### Aim:
Return each line holding the string "Rechercher".

### Information shown:

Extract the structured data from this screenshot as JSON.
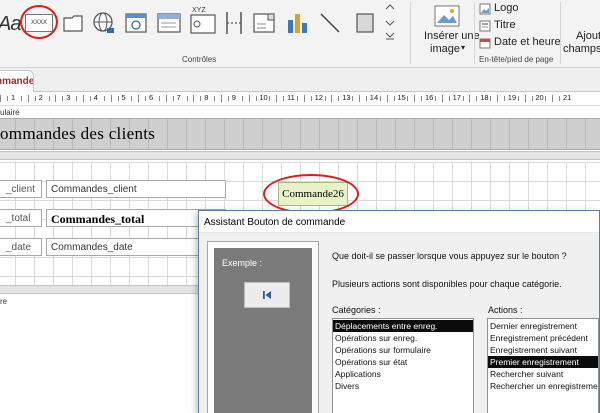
{
  "ribbon": {
    "partial_aa_label": "Aa",
    "textbox_sample": "XXXX",
    "xyz_label": "XYZ",
    "controls_group_label": "Contrôles",
    "insert_image_label_1": "Insérer une",
    "insert_image_label_2": "image",
    "insert_image_caret": "▾",
    "logo_label": "Logo",
    "title_label": "Titre",
    "date_time_label": "Date et heure",
    "header_footer_group_label": "En-tête/pied de page",
    "add_fields_label_1": "Ajouter",
    "add_fields_label_2": "champs"
  },
  "document_tab": {
    "label": "nmandes"
  },
  "ruler": {
    "numbers": [
      "1",
      "2",
      "3",
      "4",
      "5",
      "6",
      "7",
      "8",
      "9",
      "10",
      "11",
      "12",
      "13",
      "14",
      "15",
      "16",
      "17",
      "18",
      "19",
      "20",
      "21"
    ]
  },
  "form": {
    "header_section_label": "ulaire",
    "header_title": "ommandes des clients",
    "detail_rows": [
      {
        "label": "_client",
        "field": "Commandes_client",
        "bold": false
      },
      {
        "label": "_total",
        "field": "Commandes_total",
        "bold": true
      },
      {
        "label": "_date",
        "field": "Commandes_date",
        "bold": false
      }
    ],
    "footer_section_label": "re",
    "command_button": "Commande26"
  },
  "wizard": {
    "title": "Assistant Bouton de commande",
    "example_label": "Exemple :",
    "question": "Que doit-il se passer lorsque vous appuyez sur le bouton ?",
    "info": "Plusieurs actions sont disponibles pour chaque catégorie.",
    "categories_label": "Catégories :",
    "actions_label": "Actions :",
    "categories": [
      {
        "text": "Déplacements entre enreg.",
        "selected": true
      },
      {
        "text": "Opérations sur enreg.",
        "selected": false
      },
      {
        "text": "Opérations sur formulaire",
        "selected": false
      },
      {
        "text": "Opérations sur état",
        "selected": false
      },
      {
        "text": "Applications",
        "selected": false
      },
      {
        "text": "Divers",
        "selected": false
      }
    ],
    "actions": [
      {
        "text": "Dernier enregistrement",
        "selected": false
      },
      {
        "text": "Enregistrement précédent",
        "selected": false
      },
      {
        "text": "Enregistrement suivant",
        "selected": false
      },
      {
        "text": "Premier enregistrement",
        "selected": true
      },
      {
        "text": "Rechercher suivant",
        "selected": false
      },
      {
        "text": "Rechercher un enregistrement",
        "selected": false
      }
    ]
  },
  "colors": {
    "selection": "#0b0b0b",
    "annotation_circle": "#e01b1b",
    "command_button_fill": "#e9f1c9",
    "tab_text": "#9b2d2d"
  }
}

### Solved problem:
        "text": "Rechercher suivant",
        "text": "Rechercher un enregistrement",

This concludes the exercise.